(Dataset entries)
****************

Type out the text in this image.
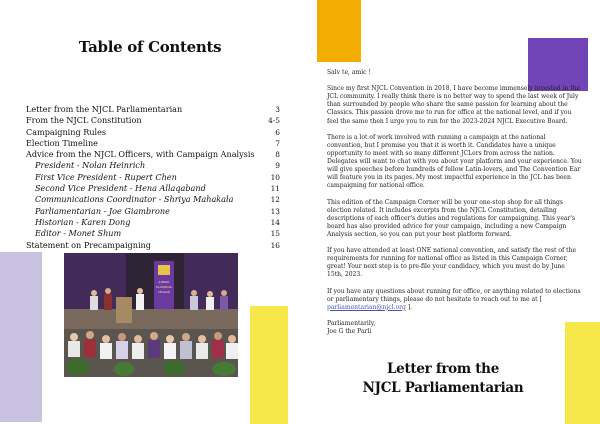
Table of Contents
Letter from the NJCL Parliamentarian	3
From the NJCL Constitution	4-5
Campaigning Rules	6
Election Timeline	7
Advice from the NJCL Officers, with Campaign Analysis	8
President - Nolan Heinrich	9
First Vice President - Rupert Chen	10
Second Vice President - Hena Allaqaband	11
Communications Coordinator - Shriya Mahakala	12
Parliamentarian - Joe Giambrone	13
Historian - Karen Dong	14
Editor - Monet Shum	15
Statement on Precampaigning	16
JUNIOR
CLASSICAL
LEAGUE

Salv te, amic !

Since my first NJCL Convention in 2018, I have become immensely invested in the JCL community. I really think there is no better way to spend the last week of July than surrounded by people who share the same passion for learning about the Classics. This passion drove me to run for office at the national level, and if you feel the same then I urge you to run for the 2023-2024 NJCL Executive Board.

There is a lot of work involved with running a campaign at the national convention, but I promise you that it is worth it. Candidates have a unique opportunity to meet with so many different JCLers from across the nation. Delegates will want to chat with you about your platform and your experience. You will give speeches before hundreds of fellow Latin-lovers, and The Convention Ear will feature you in its pages. My most impactful experience in the JCL has been campaigning for national office.

This edition of the Campaign Corner will be your one-stop shop for all things election related. It includes excerpts from the NJCL Constitution, detailing descriptions of each officer's duties and regulations for campaigning. This year's board has also provided advice for your campaign, including a new Campaign Analysis section, so you can put your best platform forward.

If you have attended at least ONE national convention, and satisfy the rest of the requirements for running for national office as listed in this Campaign Corner, great! Your next step is to pre-file your candidacy, which you must do by June 15th, 2023.

If you have any questions about running for office, or anything related to elections or parliamentary things, please do not hesitate to reach out to me at [ parliamentarian@njcl.org ].

Parliamentarily,

Joe G the Parli

Letter from the
NJCL Parliamentarian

****************

> **WHAT YOU HAVE TO DO**: Above are records with pictures; repeat the records exactly and leave the pictures out.

> **SOLVED PROBLEM**:
Type out the text in this image.
Table of Contents
Letter from the NJCL Parliamentarian	3
From the NJCL Constitution	4-5
Campaigning Rules	6
Election Timeline	7
Advice from the NJCL Officers, with Campaign Analysis	8
President - Nolan Heinrich	9
First Vice President - Rupert Chen	10
Second Vice President - Hena Allaqaband	11
Communications Coordinator - Shriya Mahakala	12
Parliamentarian - Joe Giambrone	13
Historian - Karen Dong	14
Editor - Monet Shum	15
Statement on Precampaigning	16
JUNIOR
CLASSICAL
LEAGUE

Salv te, amic !

Since my first NJCL Convention in 2018, I have become immensely invested in the JCL community. I really think there is no better way to spend the last week of July than surrounded by people who share the same passion for learning about the Classics. This passion drove me to run for office at the national level, and if you feel the same then I urge you to run for the 2023-2024 NJCL Executive Board.

There is a lot of work involved with running a campaign at the national convention, but I promise you that it is worth it. Candidates have a unique opportunity to meet with so many different JCLers from across the nation. Delegates will want to chat with you about your platform and your experience. You will give speeches before hundreds of fellow Latin-lovers, and The Convention Ear will feature you in its pages. My most impactful experience in the JCL has been campaigning for national office.

This edition of the Campaign Corner will be your one-stop shop for all things election related. It includes excerpts from the NJCL Constitution, detailing descriptions of each officer's duties and regulations for campaigning. This year's board has also provided advice for your campaign, including a new Campaign Analysis section, so you can put your best platform forward.

If you have attended at least ONE national convention, and satisfy the rest of the requirements for running for national office as listed in this Campaign Corner, great! Your next step is to pre-file your candidacy, which you must do by June 15th, 2023.

If you have any questions about running for office, or anything related to elections or parliamentary things, please do not hesitate to reach out to me at [ parliamentarian@njcl.org ].

Parliamentarily,

Joe G the Parli

Letter from the
NJCL Parliamentarian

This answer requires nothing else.